Data supplied =>
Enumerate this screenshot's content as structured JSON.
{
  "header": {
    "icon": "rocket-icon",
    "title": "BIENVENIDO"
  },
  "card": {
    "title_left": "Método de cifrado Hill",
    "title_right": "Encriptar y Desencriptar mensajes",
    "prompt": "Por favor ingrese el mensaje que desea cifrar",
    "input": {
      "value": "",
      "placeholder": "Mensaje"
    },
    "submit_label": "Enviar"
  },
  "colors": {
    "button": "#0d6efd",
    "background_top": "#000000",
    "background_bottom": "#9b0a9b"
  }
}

What the exercise asks =>
Each entry above is to be set down again in exactly the same words.

Full solution =>
Enumerate this screenshot's content as structured JSON.
{
  "header": {
    "icon": "rocket-icon",
    "title": "BIENVENIDO"
  },
  "card": {
    "title_left": "Método de cifrado Hill",
    "title_right": "Encriptar y Desencriptar mensajes",
    "prompt": "Por favor ingrese el mensaje que desea cifrar",
    "input": {
      "value": "",
      "placeholder": "Mensaje"
    },
    "submit_label": "Enviar"
  },
  "colors": {
    "button": "#0d6efd",
    "background_top": "#000000",
    "background_bottom": "#9b0a9b"
  }
}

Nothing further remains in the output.